INPUT MATERIAL.
__________

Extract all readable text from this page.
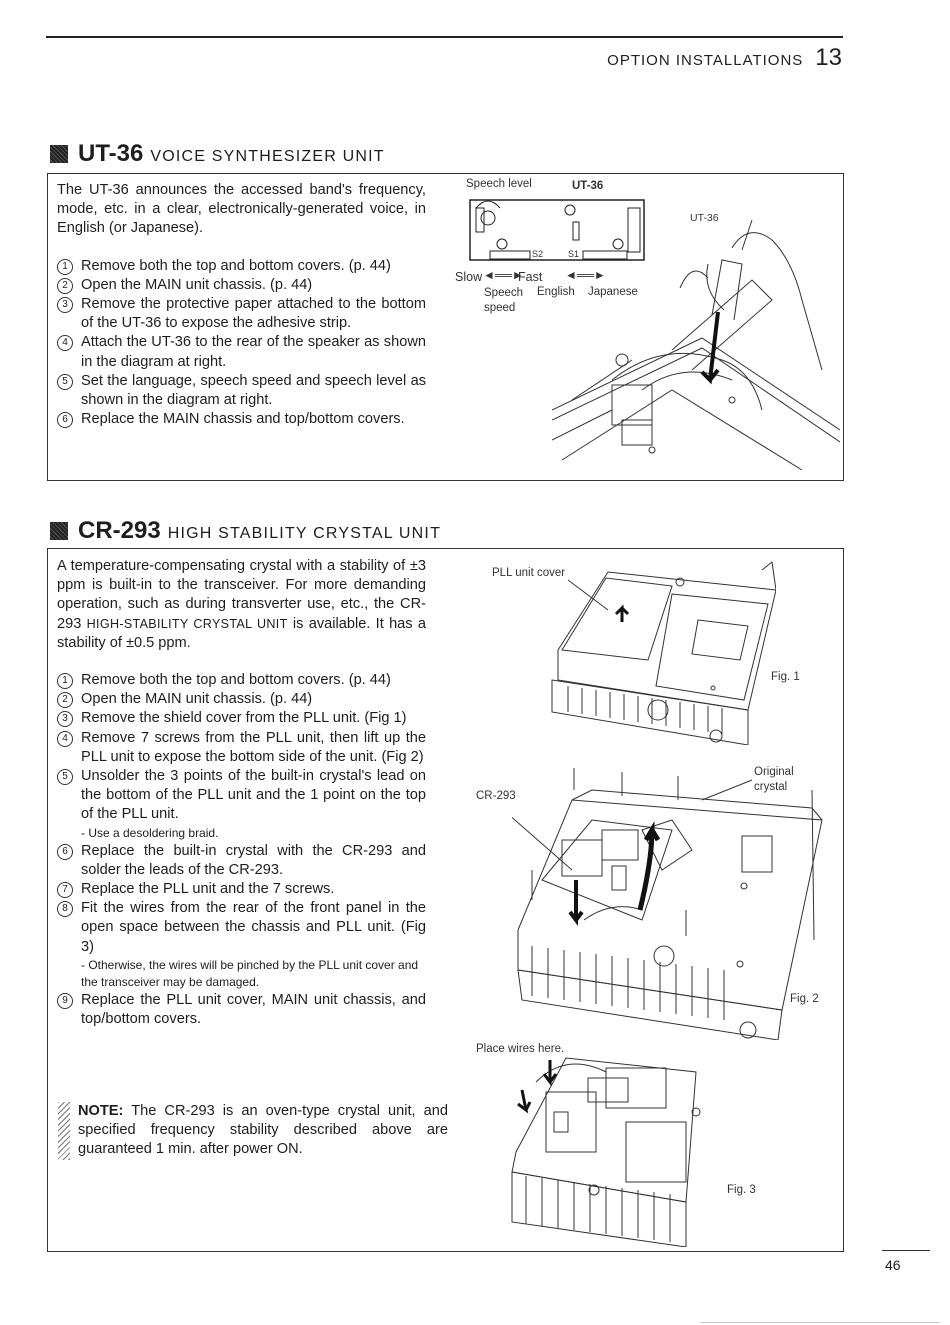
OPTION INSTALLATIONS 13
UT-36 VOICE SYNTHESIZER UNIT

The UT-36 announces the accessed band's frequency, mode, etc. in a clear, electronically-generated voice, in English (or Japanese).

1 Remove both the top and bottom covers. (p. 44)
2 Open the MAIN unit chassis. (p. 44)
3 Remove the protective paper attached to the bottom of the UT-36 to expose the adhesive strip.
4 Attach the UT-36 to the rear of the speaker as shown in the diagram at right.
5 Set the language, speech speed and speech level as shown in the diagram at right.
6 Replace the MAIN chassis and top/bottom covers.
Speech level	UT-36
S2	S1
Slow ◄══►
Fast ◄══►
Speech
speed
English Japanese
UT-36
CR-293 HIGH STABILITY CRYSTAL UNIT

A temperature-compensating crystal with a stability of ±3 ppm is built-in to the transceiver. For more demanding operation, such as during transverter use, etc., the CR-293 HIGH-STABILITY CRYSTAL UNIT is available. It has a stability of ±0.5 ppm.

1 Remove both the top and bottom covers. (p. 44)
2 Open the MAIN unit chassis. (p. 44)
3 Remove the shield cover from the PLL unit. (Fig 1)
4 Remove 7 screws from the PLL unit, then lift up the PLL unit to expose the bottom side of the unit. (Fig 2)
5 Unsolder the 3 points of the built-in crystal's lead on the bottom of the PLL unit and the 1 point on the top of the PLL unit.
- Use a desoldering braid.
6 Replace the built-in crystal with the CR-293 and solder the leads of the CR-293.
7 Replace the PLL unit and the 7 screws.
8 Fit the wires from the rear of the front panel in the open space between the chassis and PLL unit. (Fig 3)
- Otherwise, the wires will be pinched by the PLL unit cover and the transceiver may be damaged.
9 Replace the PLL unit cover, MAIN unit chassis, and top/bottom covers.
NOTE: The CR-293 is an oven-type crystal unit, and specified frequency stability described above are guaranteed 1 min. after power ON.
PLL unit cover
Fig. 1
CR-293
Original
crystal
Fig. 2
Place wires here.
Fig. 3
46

__________

EXERCISE AIM. Repeat the data in full and exactly. Omit pictures.

SOLUTION TO THE PROBLEM.
Extract all readable text from this page.
OPTION INSTALLATIONS 13
UT-36 VOICE SYNTHESIZER UNIT

The UT-36 announces the accessed band's frequency, mode, etc. in a clear, electronically-generated voice, in English (or Japanese).

1 Remove both the top and bottom covers. (p. 44)
2 Open the MAIN unit chassis. (p. 44)
3 Remove the protective paper attached to the bottom of the UT-36 to expose the adhesive strip.
4 Attach the UT-36 to the rear of the speaker as shown in the diagram at right.
5 Set the language, speech speed and speech level as shown in the diagram at right.
6 Replace the MAIN chassis and top/bottom covers.
Speech level	UT-36
S2	S1
Slow ◄══►
Fast ◄══►
Speech
speed
English Japanese
UT-36
CR-293 HIGH STABILITY CRYSTAL UNIT

A temperature-compensating crystal with a stability of ±3 ppm is built-in to the transceiver. For more demanding operation, such as during transverter use, etc., the CR-293 HIGH-STABILITY CRYSTAL UNIT is available. It has a stability of ±0.5 ppm.

1 Remove both the top and bottom covers. (p. 44)
2 Open the MAIN unit chassis. (p. 44)
3 Remove the shield cover from the PLL unit. (Fig 1)
4 Remove 7 screws from the PLL unit, then lift up the PLL unit to expose the bottom side of the unit. (Fig 2)
5 Unsolder the 3 points of the built-in crystal's lead on the bottom of the PLL unit and the 1 point on the top of the PLL unit.
- Use a desoldering braid.
6 Replace the built-in crystal with the CR-293 and solder the leads of the CR-293.
7 Replace the PLL unit and the 7 screws.
8 Fit the wires from the rear of the front panel in the open space between the chassis and PLL unit. (Fig 3)
- Otherwise, the wires will be pinched by the PLL unit cover and the transceiver may be damaged.
9 Replace the PLL unit cover, MAIN unit chassis, and top/bottom covers.
NOTE: The CR-293 is an oven-type crystal unit, and specified frequency stability described above are guaranteed 1 min. after power ON.
PLL unit cover
Fig. 1
CR-293
Original
crystal
Fig. 2
Place wires here.
Fig. 3
46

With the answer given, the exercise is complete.